(Stored items)

·····

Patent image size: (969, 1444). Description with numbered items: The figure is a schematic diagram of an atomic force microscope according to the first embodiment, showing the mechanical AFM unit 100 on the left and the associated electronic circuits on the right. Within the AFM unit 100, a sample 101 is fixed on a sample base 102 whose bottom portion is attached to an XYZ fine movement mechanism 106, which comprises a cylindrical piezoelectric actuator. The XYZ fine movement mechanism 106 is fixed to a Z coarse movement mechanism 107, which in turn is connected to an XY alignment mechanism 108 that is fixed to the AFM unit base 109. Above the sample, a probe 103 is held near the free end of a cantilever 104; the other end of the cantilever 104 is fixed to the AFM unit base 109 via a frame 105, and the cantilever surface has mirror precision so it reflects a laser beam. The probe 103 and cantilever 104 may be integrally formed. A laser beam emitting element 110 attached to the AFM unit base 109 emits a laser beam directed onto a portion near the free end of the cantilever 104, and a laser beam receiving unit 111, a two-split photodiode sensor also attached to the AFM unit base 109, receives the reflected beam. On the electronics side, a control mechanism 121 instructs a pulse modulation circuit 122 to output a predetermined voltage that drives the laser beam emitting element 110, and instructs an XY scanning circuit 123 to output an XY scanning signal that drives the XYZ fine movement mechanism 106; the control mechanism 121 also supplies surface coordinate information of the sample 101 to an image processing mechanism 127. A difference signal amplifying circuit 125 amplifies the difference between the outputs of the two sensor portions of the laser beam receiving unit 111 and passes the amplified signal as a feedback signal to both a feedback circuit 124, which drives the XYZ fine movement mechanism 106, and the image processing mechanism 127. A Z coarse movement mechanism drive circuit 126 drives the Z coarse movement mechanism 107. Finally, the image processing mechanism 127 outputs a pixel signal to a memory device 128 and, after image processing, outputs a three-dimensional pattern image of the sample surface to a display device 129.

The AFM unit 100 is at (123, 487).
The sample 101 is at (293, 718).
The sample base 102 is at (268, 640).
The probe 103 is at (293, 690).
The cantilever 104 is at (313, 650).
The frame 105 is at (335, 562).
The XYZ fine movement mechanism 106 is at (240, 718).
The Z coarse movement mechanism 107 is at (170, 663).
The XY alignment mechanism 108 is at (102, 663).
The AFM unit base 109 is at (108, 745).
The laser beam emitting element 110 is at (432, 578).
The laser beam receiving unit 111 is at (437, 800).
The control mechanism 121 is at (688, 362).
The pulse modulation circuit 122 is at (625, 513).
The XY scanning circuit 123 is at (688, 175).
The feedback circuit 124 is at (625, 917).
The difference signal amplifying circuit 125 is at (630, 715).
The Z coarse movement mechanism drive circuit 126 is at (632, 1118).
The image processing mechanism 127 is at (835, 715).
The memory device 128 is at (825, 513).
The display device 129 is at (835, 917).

·····

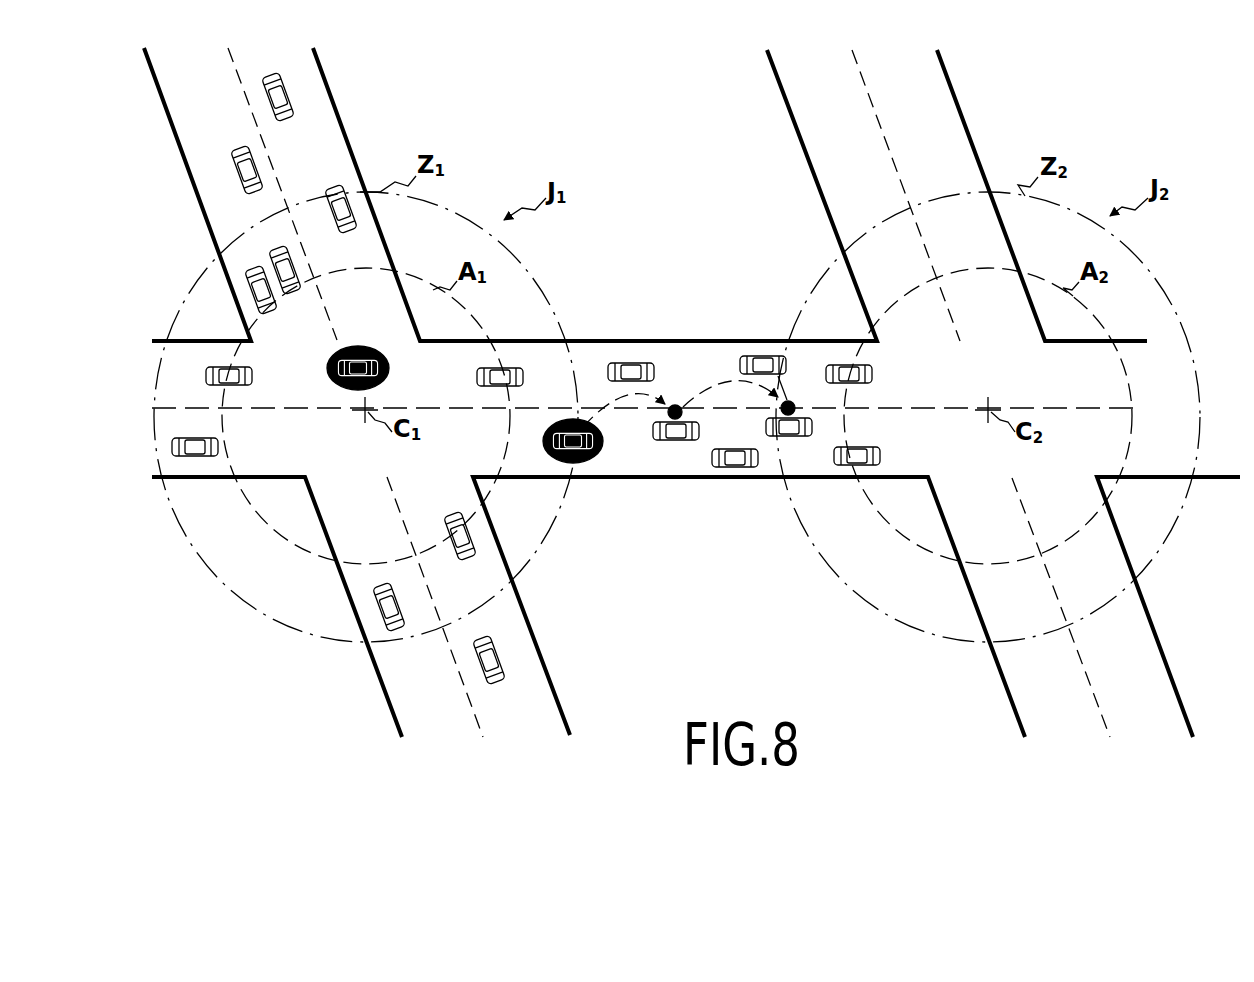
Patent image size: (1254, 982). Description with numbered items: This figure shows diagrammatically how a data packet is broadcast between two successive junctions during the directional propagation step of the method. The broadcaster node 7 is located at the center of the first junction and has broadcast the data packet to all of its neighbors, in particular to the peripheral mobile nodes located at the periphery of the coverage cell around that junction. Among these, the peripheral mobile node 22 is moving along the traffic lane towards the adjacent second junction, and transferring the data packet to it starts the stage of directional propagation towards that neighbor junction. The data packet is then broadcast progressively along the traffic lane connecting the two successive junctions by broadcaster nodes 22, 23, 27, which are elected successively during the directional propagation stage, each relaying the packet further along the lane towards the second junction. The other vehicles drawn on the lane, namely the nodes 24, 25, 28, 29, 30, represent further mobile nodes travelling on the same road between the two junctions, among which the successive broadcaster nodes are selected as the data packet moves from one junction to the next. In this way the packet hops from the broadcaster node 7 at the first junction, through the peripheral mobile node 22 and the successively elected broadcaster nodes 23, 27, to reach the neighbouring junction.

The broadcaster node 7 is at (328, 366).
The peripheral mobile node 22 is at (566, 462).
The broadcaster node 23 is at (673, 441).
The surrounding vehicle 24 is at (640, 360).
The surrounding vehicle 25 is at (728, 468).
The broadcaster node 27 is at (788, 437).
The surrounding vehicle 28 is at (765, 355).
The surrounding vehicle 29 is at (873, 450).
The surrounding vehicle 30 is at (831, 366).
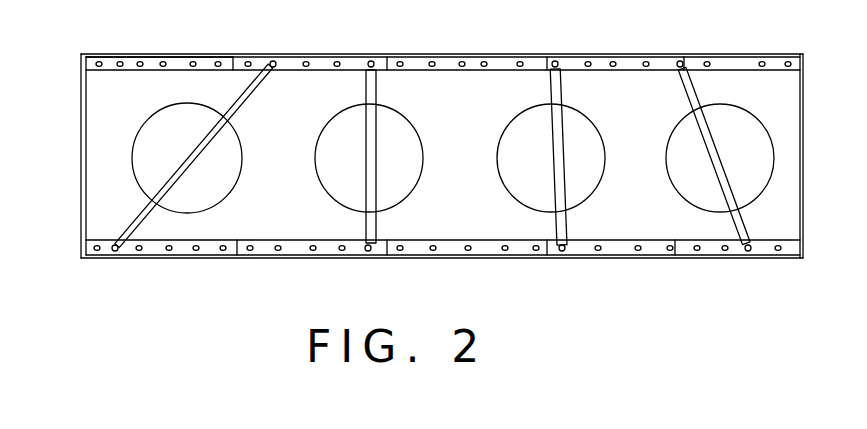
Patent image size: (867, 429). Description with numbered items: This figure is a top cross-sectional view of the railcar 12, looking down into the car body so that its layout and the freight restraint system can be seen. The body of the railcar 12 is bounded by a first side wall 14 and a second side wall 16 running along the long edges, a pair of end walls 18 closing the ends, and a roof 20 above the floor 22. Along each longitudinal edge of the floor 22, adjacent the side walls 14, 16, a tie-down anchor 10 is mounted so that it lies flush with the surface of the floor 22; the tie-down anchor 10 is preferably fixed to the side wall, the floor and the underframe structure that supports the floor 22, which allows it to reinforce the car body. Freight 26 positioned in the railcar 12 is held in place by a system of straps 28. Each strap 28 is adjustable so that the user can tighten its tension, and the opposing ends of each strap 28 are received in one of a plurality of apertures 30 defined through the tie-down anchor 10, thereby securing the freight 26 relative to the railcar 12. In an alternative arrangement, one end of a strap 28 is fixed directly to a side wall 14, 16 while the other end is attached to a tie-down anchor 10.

·····

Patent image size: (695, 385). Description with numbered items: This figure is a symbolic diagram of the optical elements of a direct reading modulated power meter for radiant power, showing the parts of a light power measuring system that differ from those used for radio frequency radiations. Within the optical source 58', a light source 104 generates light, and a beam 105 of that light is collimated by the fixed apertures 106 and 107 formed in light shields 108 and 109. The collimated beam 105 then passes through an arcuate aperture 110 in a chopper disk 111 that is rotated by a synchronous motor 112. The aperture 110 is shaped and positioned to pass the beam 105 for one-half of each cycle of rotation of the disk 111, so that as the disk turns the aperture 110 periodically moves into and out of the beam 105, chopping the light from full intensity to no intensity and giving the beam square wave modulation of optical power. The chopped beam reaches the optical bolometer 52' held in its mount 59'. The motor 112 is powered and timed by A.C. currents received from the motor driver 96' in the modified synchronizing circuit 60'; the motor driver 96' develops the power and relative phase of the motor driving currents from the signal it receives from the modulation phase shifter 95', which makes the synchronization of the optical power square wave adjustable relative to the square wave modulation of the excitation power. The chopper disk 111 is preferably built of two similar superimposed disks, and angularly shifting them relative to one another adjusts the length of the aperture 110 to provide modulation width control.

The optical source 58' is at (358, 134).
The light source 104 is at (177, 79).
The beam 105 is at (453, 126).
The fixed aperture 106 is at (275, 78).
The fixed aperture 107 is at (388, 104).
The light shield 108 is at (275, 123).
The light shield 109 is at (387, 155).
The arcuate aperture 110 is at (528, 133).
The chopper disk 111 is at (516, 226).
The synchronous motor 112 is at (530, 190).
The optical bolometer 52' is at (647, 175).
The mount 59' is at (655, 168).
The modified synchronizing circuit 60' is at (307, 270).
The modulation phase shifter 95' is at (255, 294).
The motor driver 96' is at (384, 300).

·····

Given task: Can you convert the rows from the line containing "Patent image size: (695, 385)." through the line containing "The motor driver 96' is at (384, 300).", both included, into a JSON list of strings with one string per line and no blank lines?

Worked answer:
[
  "Patent image size: (695, 385). Description with numbered items: This figure is a symbolic diagram of the optical elements of a direct reading modulated power meter for radiant power, showing the parts of a light power measuring system that differ from those used for radio frequency radiations. Within the optical source 58', a light source 104 generates light, and a beam 105 of that light is collimated by the fixed apertures 106 and 107 formed in light shields 108 and 109. The collimated beam 105 then passes through an arcuate aperture 110 in a chopper disk 111 that is rotated by a synchronous motor 112. The aperture 110 is shaped and positioned to pass the beam 105 for one-half of each cycle of rotation of the disk 111, so that as the disk turns the aperture 110 periodically moves into and out of the beam 105, chopping the light from full intensity to no intensity and giving the beam square wave modulation of optical power. The chopped beam reaches the optical bolometer 52' held in its mount 59'. The motor 112 is powered and timed by A.C. currents received from the motor driver 96' in the modified synchronizing circuit 60'; the motor driver 96' develops the power and relative phase of the motor driving currents from the signal it receives from the modulation phase shifter 95', which makes the synchronization of the optical power square wave adjustable relative to the square wave modulation of the excitation power. The chopper disk 111 is preferably built of two similar superimposed disks, and angularly shifting them relative to one another adjusts the length of the aperture 110 to provide modulation width control.",
  "The optical source 58' is at (358, 134).",
  "The light source 104 is at (177, 79).",
  "The beam 105 is at (453, 126).",
  "The fixed aperture 106 is at (275, 78).",
  "The fixed aperture 107 is at (388, 104).",
  "The light shield 108 is at (275, 123).",
  "The light shield 109 is at (387, 155).",
  "The arcuate aperture 110 is at (528, 133).",
  "The chopper disk 111 is at (516, 226).",
  "The synchronous motor 112 is at (530, 190).",
  "The optical bolometer 52' is at (647, 175).",
  "The mount 59' is at (655, 168).",
  "The modified synchronizing circuit 60' is at (307, 270).",
  "The modulation phase shifter 95' is at (255, 294).",
  "The motor driver 96' is at (384, 300)."
]